An unwritten law of physics: Every town on this planet worth its salt has an Irish pub.

A fellow literate reprobate, Killer (no, really), is in the throes of Crystal Zevon’s I’ll Sleep When I’m Dead: The Dirty Life & Times Of Warren Zevon.  He reports back with the following anecdotes about where a couple of Zevon’s songs came from.

In May 1975, with $480 dollars, Warren and his wife moved to Spain for about three months and ended up in Sitges. Once there, they found themselves in a bar called the Dubliner where the owner was an American ex-soldier of fortune named David Lindell. They become regulars, befriend David Lindell and Warren starts playing guitar there for spare change, drinks and food. One day Warren and David are bored and next thing you know, Warren and David have co-written a song: “Roland The Headless Thompson Gunner” is born. Check out David Lindell’s card (attached).

Wait, there’s more. There’s always more.

▶ Work instructions:
Repeat the part of the Warren Zevon passage between "A fellow literate" and "Lindell’s card (attached).", inclusive, word for word.

▶ Recorded information:

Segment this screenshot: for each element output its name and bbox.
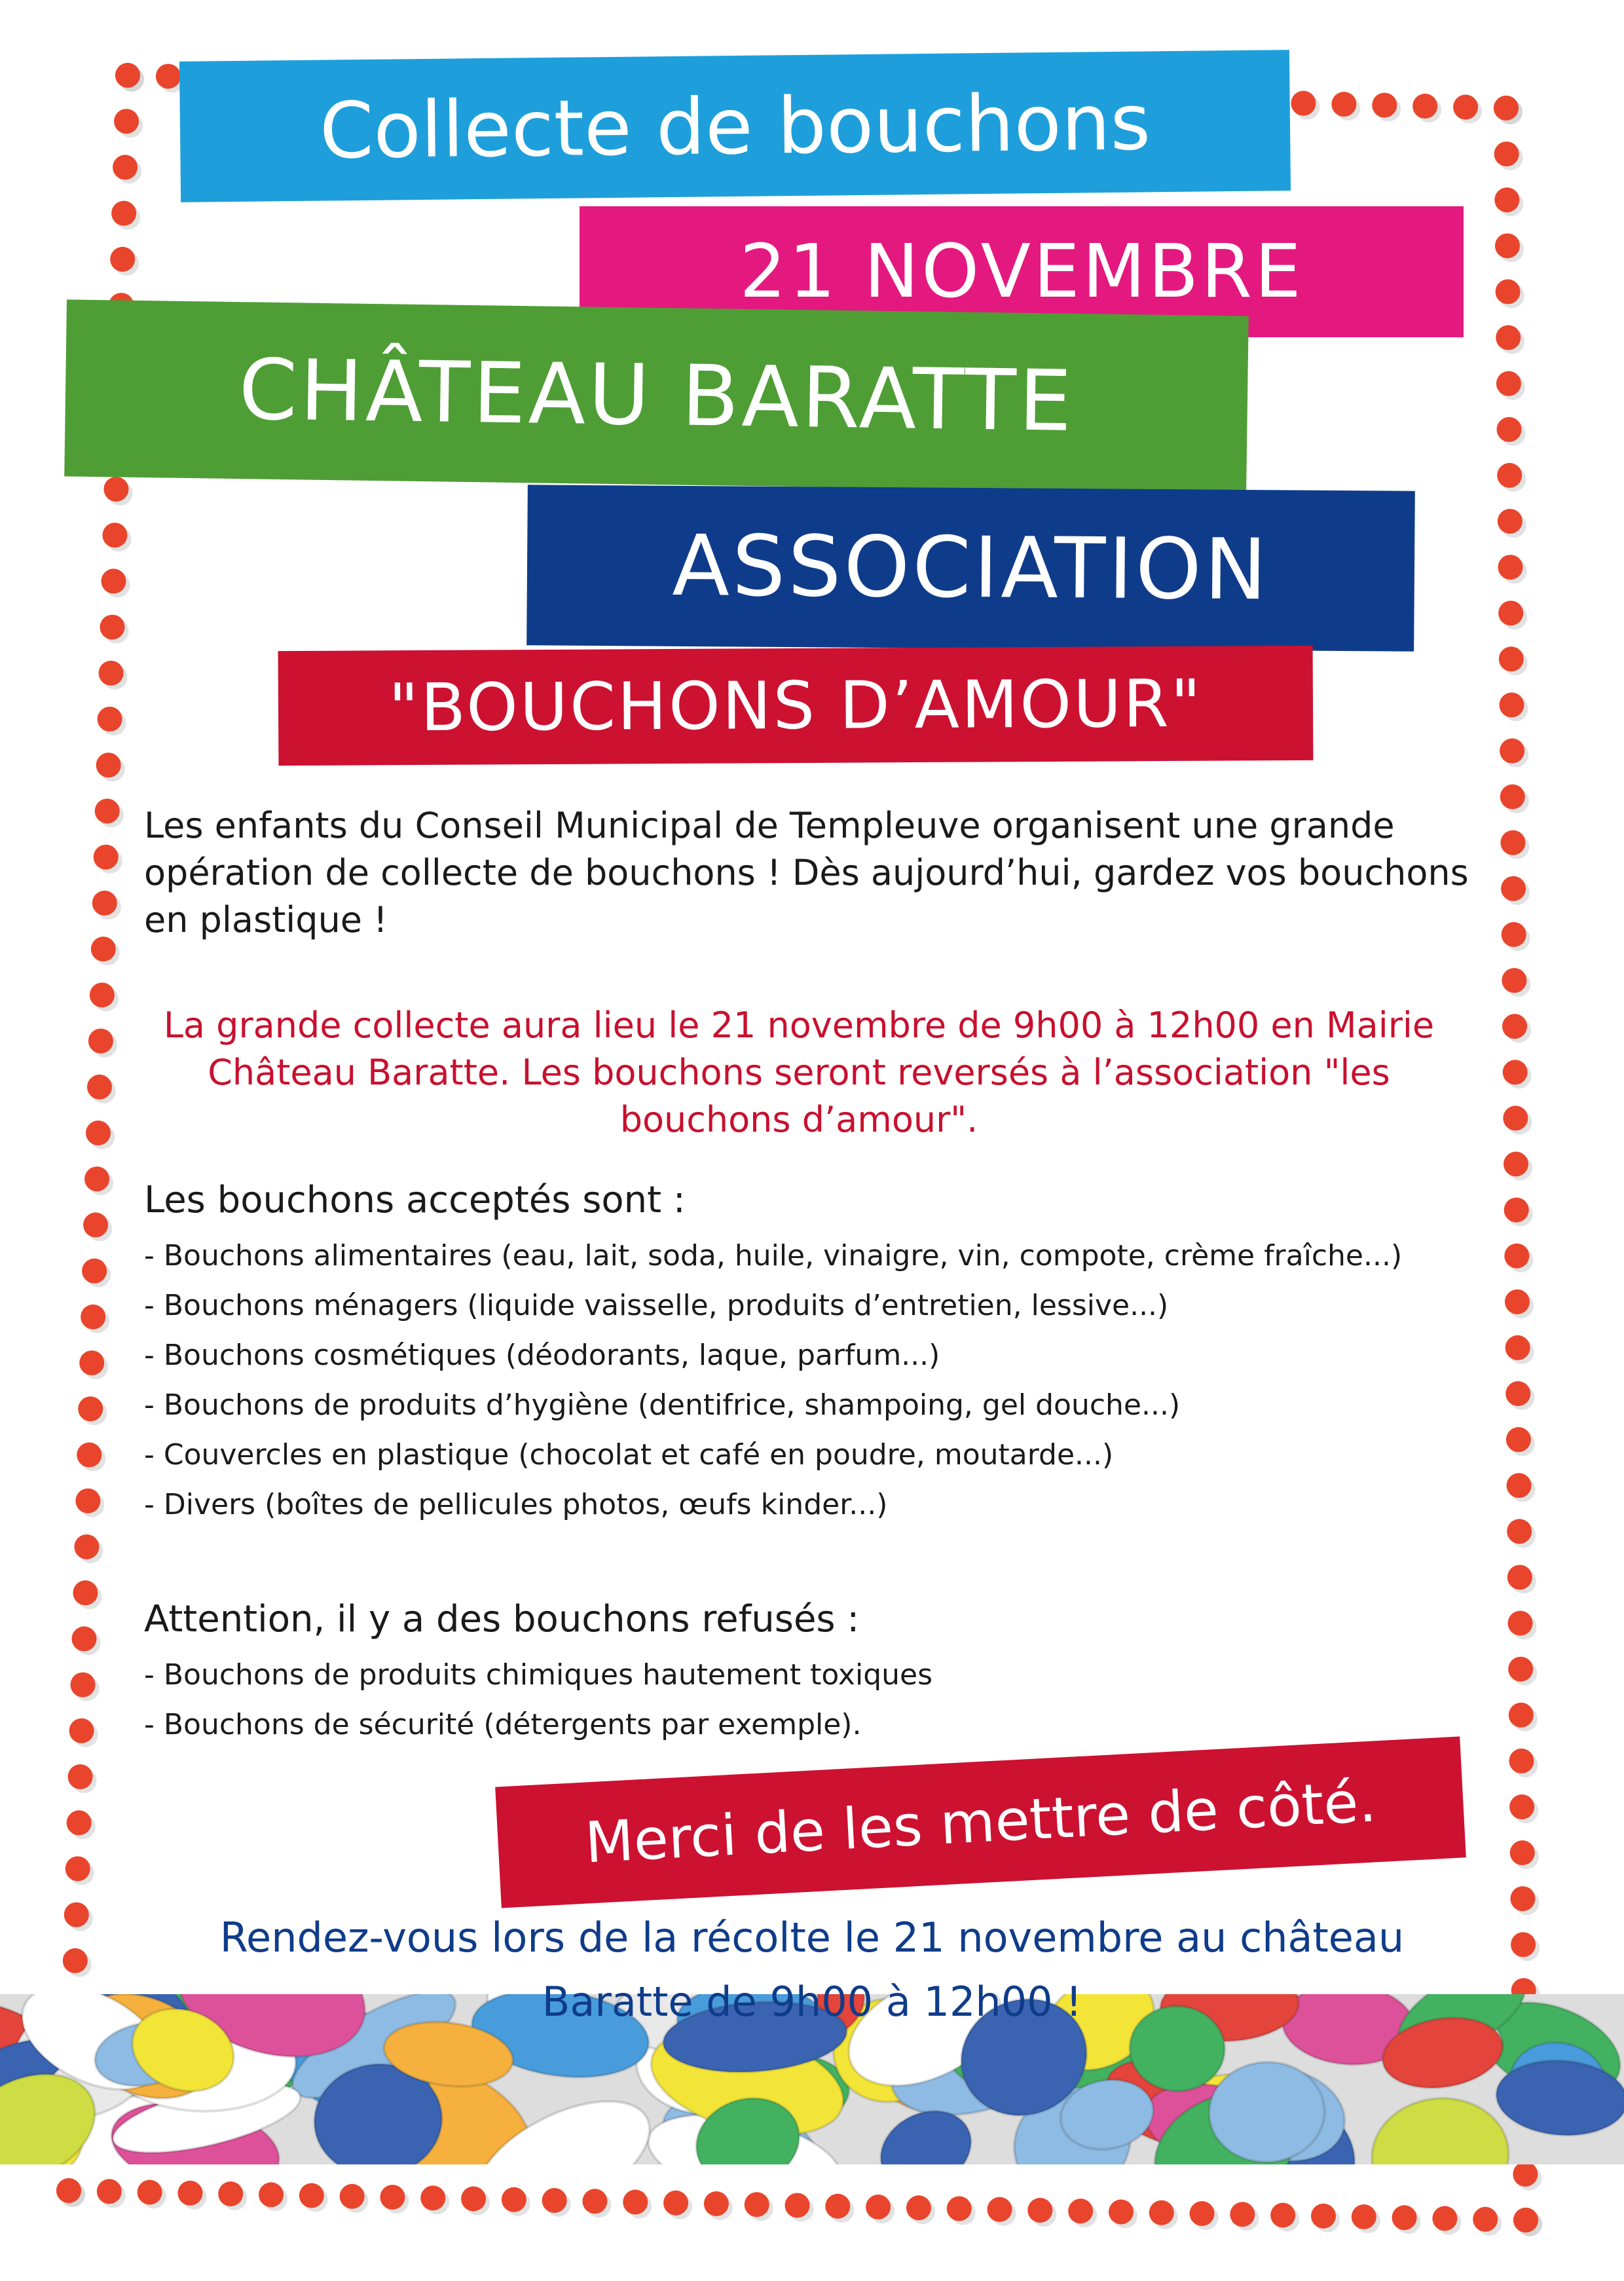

▶ Solution for this problem:
A fellow literate reprobate, Killer (no, really), is in the throes of Crystal Zevon’s I’ll Sleep When I’m Dead: The Dirty Life & Times Of Warren Zevon.  He reports back with the following anecdotes about where a couple of Zevon’s songs came from.

In May 1975, with $480 dollars, Warren and his wife moved to Spain for about three months and ended up in Sitges. Once there, they found themselves in a bar called the Dubliner where the owner was an American ex-soldier of fortune named David Lindell. They become regulars, befriend David Lindell and Warren starts playing guitar there for spare change, drinks and food. One day Warren and David are bored and next thing you know, Warren and David have co-written a song: “Roland The Headless Thompson Gunner” is born. Check out David Lindell’s card (attached).